== What needs to be done ==
Answer with one number: how many lines have "VOLUME".

[Records that describe figures]
################
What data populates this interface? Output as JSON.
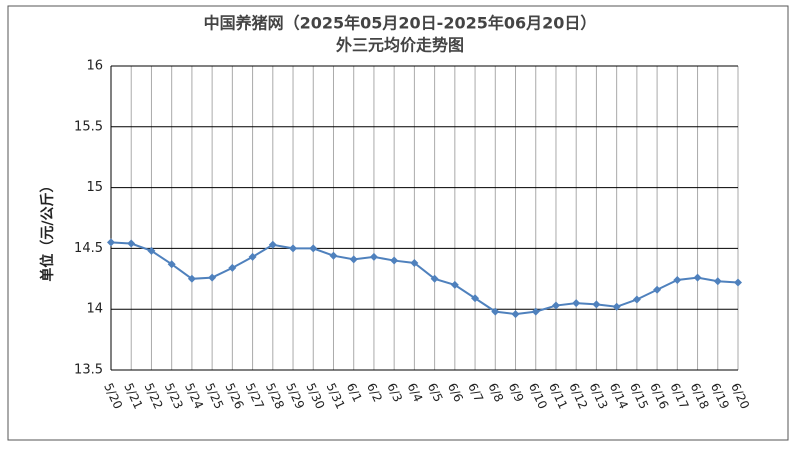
{
  "chart_data": {
    "type": "line",
    "title": "中国养猪网（2025年05月20日-2025年06月20日）",
    "subtitle": "外三元均价走势图",
    "y_label": "单位（元/公斤）",
    "categories": [
      "5/20",
      "5/21",
      "5/22",
      "5/23",
      "5/24",
      "5/25",
      "5/26",
      "5/27",
      "5/28",
      "5/29",
      "5/30",
      "5/31",
      "6/1",
      "6/2",
      "6/3",
      "6/4",
      "6/5",
      "6/6",
      "6/7",
      "6/8",
      "6/9",
      "6/10",
      "6/11",
      "6/12",
      "6/13",
      "6/14",
      "6/15",
      "6/16",
      "6/17",
      "6/18",
      "6/19",
      "6/20"
    ],
    "values": [
      14.55,
      14.54,
      14.48,
      14.37,
      14.25,
      14.26,
      14.34,
      14.43,
      14.53,
      14.5,
      14.5,
      14.44,
      14.41,
      14.43,
      14.4,
      14.38,
      14.25,
      14.2,
      14.09,
      13.98,
      13.96,
      13.98,
      14.03,
      14.05,
      14.04,
      14.02,
      14.08,
      14.16,
      14.24,
      14.26,
      14.23,
      14.22
    ],
    "color": "#4f81bd",
    "ylim": [
      13.5,
      16
    ],
    "yticks": [
      13.5,
      14,
      14.5,
      15,
      15.5,
      16
    ],
    "grid": true
  }
}
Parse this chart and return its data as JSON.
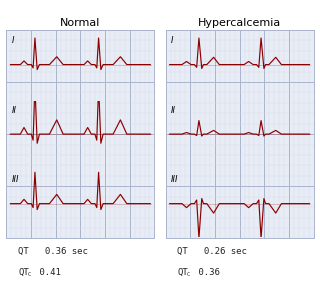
{
  "title_left": "Normal",
  "title_right": "Hypercalcemia",
  "normal_qt_line1": "QT   0.36 sec",
  "normal_qt_line2_pre": "QT",
  "normal_qt_line2_sub": "C",
  "normal_qt_line2_val": " 0.41",
  "hyper_qt_line1": "QT   0.26 sec",
  "hyper_qt_line2_pre": "QT",
  "hyper_qt_line2_sub": "C",
  "hyper_qt_line2_val": " 0.36",
  "ecg_color": "#8B0000",
  "grid_major_color": "#aab4cc",
  "grid_minor_color": "#d4d9e8",
  "panel_bg": "#e8ecf5",
  "leads": [
    "I",
    "II",
    "III"
  ],
  "figsize": [
    3.2,
    2.98
  ],
  "dpi": 100
}
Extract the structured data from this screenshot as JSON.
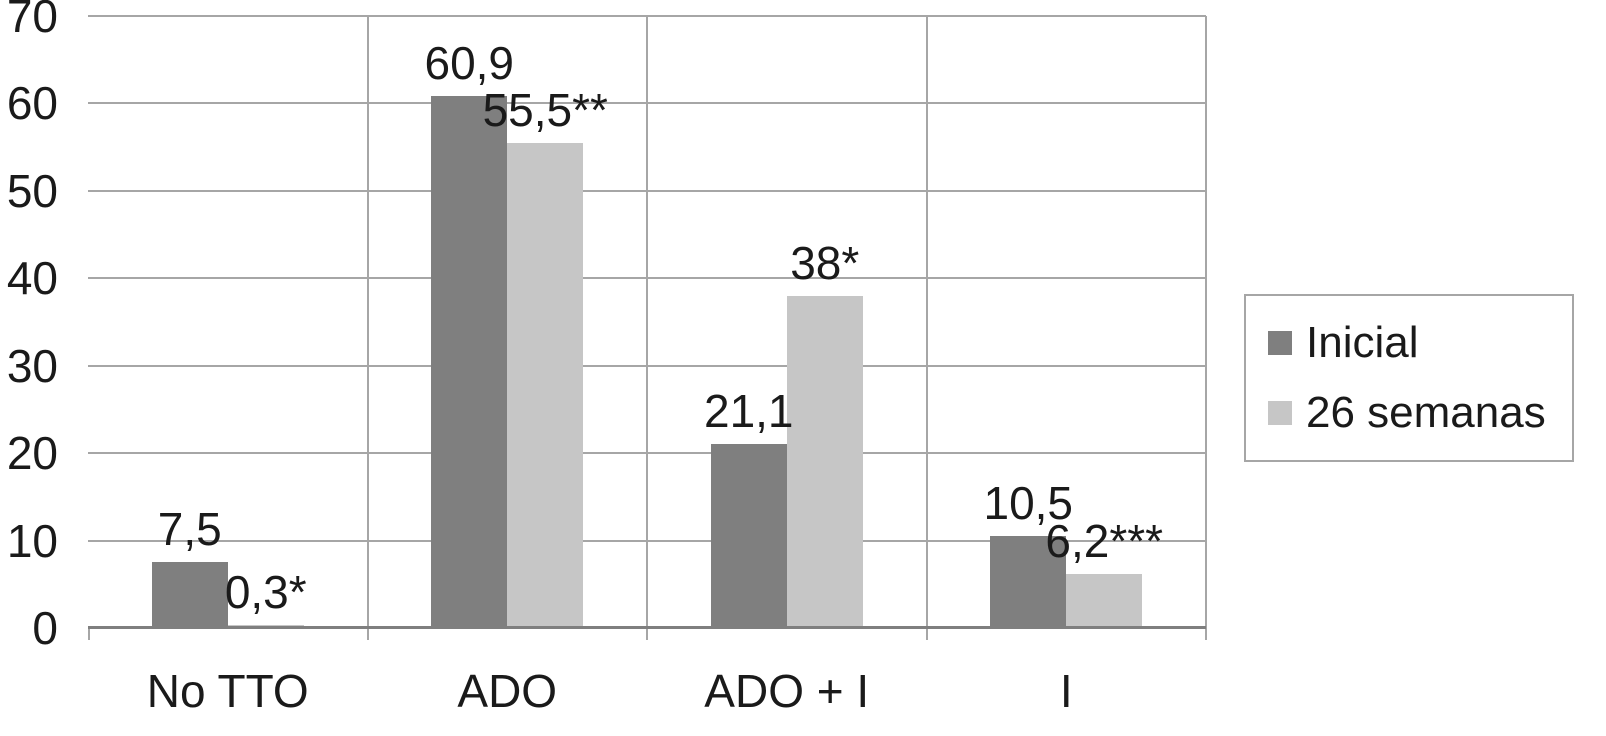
{
  "chart_data": {
    "type": "bar",
    "categories": [
      "No TTO",
      "ADO",
      "ADO + I",
      "I"
    ],
    "series": [
      {
        "name": "Inicial",
        "color": "#7f7f7f",
        "values": [
          7.5,
          60.9,
          21.1,
          10.5
        ],
        "labels": [
          "7,5",
          "60,9",
          "21,1",
          "10,5"
        ]
      },
      {
        "name": "26 semanas",
        "color": "#c6c6c6",
        "values": [
          0.3,
          55.5,
          38.0,
          6.2
        ],
        "labels": [
          "0,3*",
          "55,5**",
          "38*",
          "6,2***"
        ]
      }
    ],
    "title": "",
    "xlabel": "",
    "ylabel": "",
    "ylim": [
      0,
      70
    ],
    "ytick_step": 10,
    "yticks": [
      "0",
      "10",
      "20",
      "30",
      "40",
      "50",
      "60",
      "70"
    ],
    "grid": "horizontal",
    "legend_position": "right"
  },
  "colors": {
    "background": "#ffffff",
    "bar_series_1": "#7f7f7f",
    "bar_series_2": "#c6c6c6",
    "gridline": "#a6a6a6",
    "axis_line": "#7f7f7f",
    "text": "#1a1a1a",
    "legend_border": "#a6a6a6"
  }
}
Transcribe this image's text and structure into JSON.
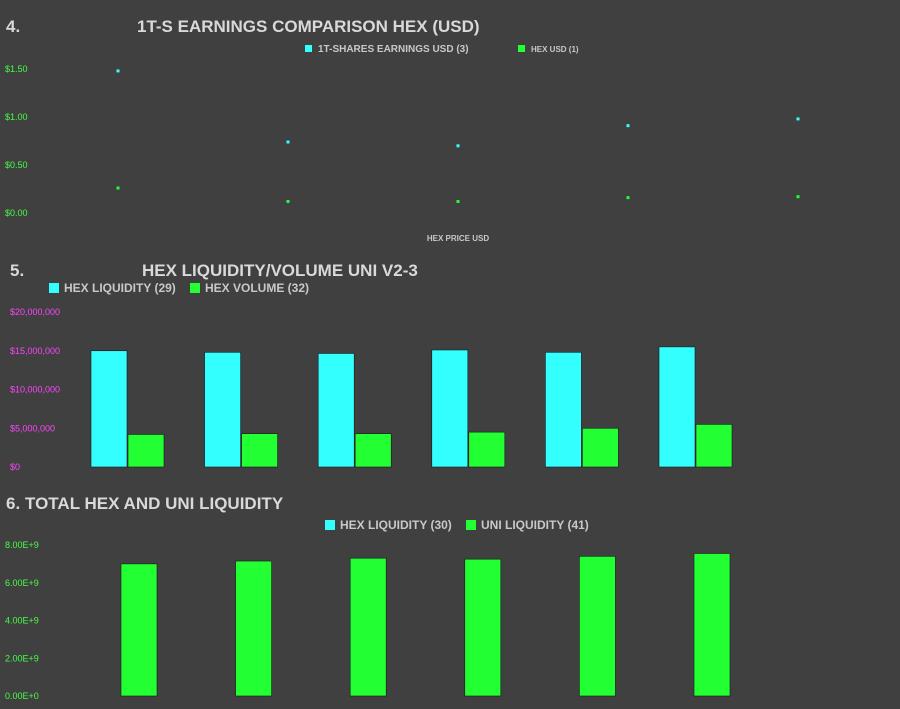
{
  "colors": {
    "background": "#404040",
    "cyan": "#33ffff",
    "green": "#22ff33",
    "tick_green": "#44ff44",
    "tick_magenta": "#ff44ff",
    "title": "#d9d9d9"
  },
  "chart_data": [
    {
      "type": "scatter",
      "number": "4.",
      "title": "1T-S EARNINGS COMPARISON HEX (USD)",
      "xlabel": "HEX PRICE USD",
      "ylabel": "",
      "ylim": [
        0,
        1.5
      ],
      "yticks": [
        "$1.50",
        "$1.00",
        "$0.50",
        "$0.00"
      ],
      "grid": false,
      "legend_position": "top",
      "series": [
        {
          "name": "1T-SHARES  EARNINGS USD (3)",
          "color": "#33ffff",
          "values": [
            1.48,
            0.74,
            0.7,
            0.91,
            0.98
          ]
        },
        {
          "name": "HEX USD (1)",
          "color": "#22ff33",
          "values": [
            0.26,
            0.12,
            0.12,
            0.16,
            0.17
          ]
        }
      ]
    },
    {
      "type": "bar",
      "number": "5.",
      "title": "HEX  LIQUIDITY/VOLUME UNI V2-3",
      "xlabel": "",
      "ylabel": "",
      "ylim": [
        0,
        20000000
      ],
      "yticks": [
        "$20,000,000",
        "$15,000,000",
        "$10,000,000",
        "$5,000,000",
        "$0"
      ],
      "grid": false,
      "legend_position": "top-left",
      "series": [
        {
          "name": "HEX LIQUIDITY (29)",
          "color": "#33ffff",
          "values": [
            15000000,
            14800000,
            14650000,
            15100000,
            14800000,
            15500000
          ]
        },
        {
          "name": "HEX VOLUME (32)",
          "color": "#22ff33",
          "values": [
            4200000,
            4300000,
            4300000,
            4500000,
            5000000,
            5500000
          ]
        }
      ]
    },
    {
      "type": "bar",
      "number": "6.",
      "title": "TOTAL HEX AND UNI LIQUIDITY",
      "xlabel": "",
      "ylabel": "",
      "ylim": [
        0,
        8000000000
      ],
      "yticks": [
        "8.00E+9",
        "6.00E+9",
        "4.00E+9",
        "2.00E+9",
        "0.00E+0"
      ],
      "grid": false,
      "legend_position": "top",
      "legend": [
        {
          "name": "HEX LIQUIDITY (30)",
          "color": "#33ffff"
        },
        {
          "name": "UNI LIQUIDITY (41)",
          "color": "#22ff33"
        }
      ],
      "series": [
        {
          "name": "UNI LIQUIDITY (41)",
          "color": "#22ff33",
          "values": [
            7000000000,
            7150000000,
            7300000000,
            7250000000,
            7400000000,
            7550000000
          ]
        }
      ]
    }
  ]
}
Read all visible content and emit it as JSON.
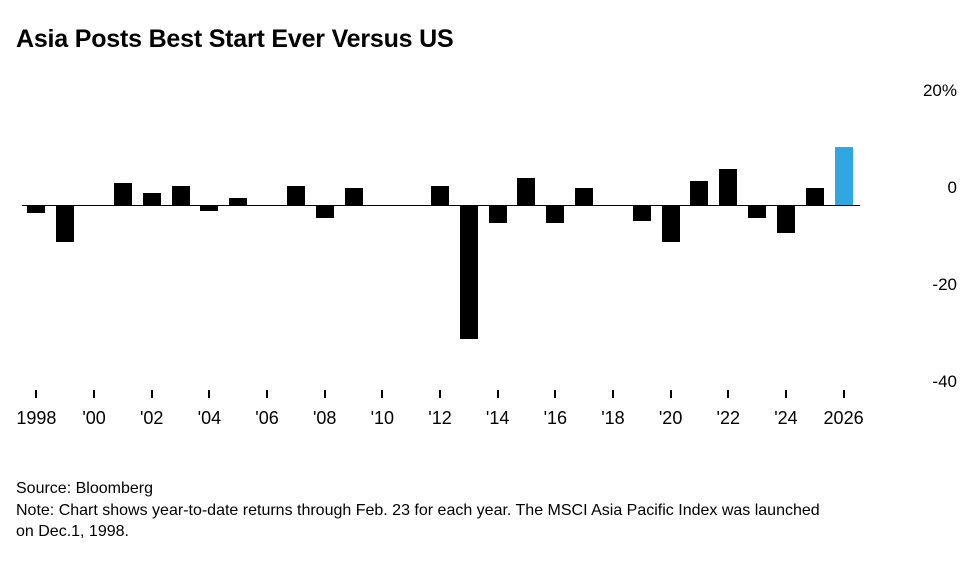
################
== In response ==
2